■ WRITTEN INSTRUCTION
Output all lines exactly.

Data listing
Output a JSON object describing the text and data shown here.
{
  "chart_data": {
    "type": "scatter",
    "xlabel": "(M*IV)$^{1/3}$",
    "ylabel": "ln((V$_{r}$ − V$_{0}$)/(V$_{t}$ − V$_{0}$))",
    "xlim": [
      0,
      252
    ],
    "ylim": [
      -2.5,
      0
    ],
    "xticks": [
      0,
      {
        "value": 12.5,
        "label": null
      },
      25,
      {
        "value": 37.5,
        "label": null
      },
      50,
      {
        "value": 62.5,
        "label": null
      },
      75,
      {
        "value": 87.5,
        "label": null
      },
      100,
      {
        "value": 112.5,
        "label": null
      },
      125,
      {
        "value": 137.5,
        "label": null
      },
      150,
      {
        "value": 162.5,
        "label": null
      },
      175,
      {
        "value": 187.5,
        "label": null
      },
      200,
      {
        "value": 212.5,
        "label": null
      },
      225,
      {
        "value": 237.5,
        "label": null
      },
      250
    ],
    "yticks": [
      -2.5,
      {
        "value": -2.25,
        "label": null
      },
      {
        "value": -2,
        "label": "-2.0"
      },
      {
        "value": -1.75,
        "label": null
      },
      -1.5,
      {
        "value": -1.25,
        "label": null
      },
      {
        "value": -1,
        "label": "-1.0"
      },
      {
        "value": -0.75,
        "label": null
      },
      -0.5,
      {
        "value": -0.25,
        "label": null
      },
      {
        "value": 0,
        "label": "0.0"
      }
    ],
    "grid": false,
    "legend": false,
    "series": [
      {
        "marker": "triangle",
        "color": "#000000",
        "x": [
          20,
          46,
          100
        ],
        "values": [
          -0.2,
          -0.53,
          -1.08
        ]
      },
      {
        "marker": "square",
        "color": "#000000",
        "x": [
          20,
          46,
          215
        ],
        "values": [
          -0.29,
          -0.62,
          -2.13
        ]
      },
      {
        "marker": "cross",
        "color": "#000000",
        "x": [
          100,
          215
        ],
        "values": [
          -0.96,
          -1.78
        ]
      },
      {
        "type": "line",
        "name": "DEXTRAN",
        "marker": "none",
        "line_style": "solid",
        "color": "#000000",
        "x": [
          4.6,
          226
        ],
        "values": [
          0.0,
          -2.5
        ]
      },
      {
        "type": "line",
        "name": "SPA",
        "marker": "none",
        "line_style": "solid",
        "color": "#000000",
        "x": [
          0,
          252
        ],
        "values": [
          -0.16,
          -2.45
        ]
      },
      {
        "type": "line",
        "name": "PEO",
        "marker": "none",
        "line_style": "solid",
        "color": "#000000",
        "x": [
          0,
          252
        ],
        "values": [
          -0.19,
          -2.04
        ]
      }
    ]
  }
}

■ TASK OUTPUT
Output a JSON object describing the text and data shown here.
{
  "chart_data": {
    "type": "scatter",
    "xlabel": "(M*IV)$^{1/3}$",
    "ylabel": "ln((V$_{r}$ − V$_{0}$)/(V$_{t}$ − V$_{0}$))",
    "xlim": [
      0,
      252
    ],
    "ylim": [
      -2.5,
      0
    ],
    "xticks": [
      0,
      {
        "value": 12.5,
        "label": null
      },
      25,
      {
        "value": 37.5,
        "label": null
      },
      50,
      {
        "value": 62.5,
        "label": null
      },
      75,
      {
        "value": 87.5,
        "label": null
      },
      100,
      {
        "value": 112.5,
        "label": null
      },
      125,
      {
        "value": 137.5,
        "label": null
      },
      150,
      {
        "value": 162.5,
        "label": null
      },
      175,
      {
        "value": 187.5,
        "label": null
      },
      200,
      {
        "value": 212.5,
        "label": null
      },
      225,
      {
        "value": 237.5,
        "label": null
      },
      250
    ],
    "yticks": [
      -2.5,
      {
        "value": -2.25,
        "label": null
      },
      {
        "value": -2,
        "label": "-2.0"
      },
      {
        "value": -1.75,
        "label": null
      },
      -1.5,
      {
        "value": -1.25,
        "label": null
      },
      {
        "value": -1,
        "label": "-1.0"
      },
      {
        "value": -0.75,
        "label": null
      },
      -0.5,
      {
        "value": -0.25,
        "label": null
      },
      {
        "value": 0,
        "label": "0.0"
      }
    ],
    "grid": false,
    "legend": false,
    "series": [
      {
        "marker": "triangle",
        "color": "#000000",
        "x": [
          20,
          46,
          100
        ],
        "values": [
          -0.2,
          -0.53,
          -1.08
        ]
      },
      {
        "marker": "square",
        "color": "#000000",
        "x": [
          20,
          46,
          215
        ],
        "values": [
          -0.29,
          -0.62,
          -2.13
        ]
      },
      {
        "marker": "cross",
        "color": "#000000",
        "x": [
          100,
          215
        ],
        "values": [
          -0.96,
          -1.78
        ]
      },
      {
        "type": "line",
        "name": "DEXTRAN",
        "marker": "none",
        "line_style": "solid",
        "color": "#000000",
        "x": [
          4.6,
          226
        ],
        "values": [
          0.0,
          -2.5
        ]
      },
      {
        "type": "line",
        "name": "SPA",
        "marker": "none",
        "line_style": "solid",
        "color": "#000000",
        "x": [
          0,
          252
        ],
        "values": [
          -0.16,
          -2.45
        ]
      },
      {
        "type": "line",
        "name": "PEO",
        "marker": "none",
        "line_style": "solid",
        "color": "#000000",
        "x": [
          0,
          252
        ],
        "values": [
          -0.19,
          -2.04
        ]
      }
    ]
  }
}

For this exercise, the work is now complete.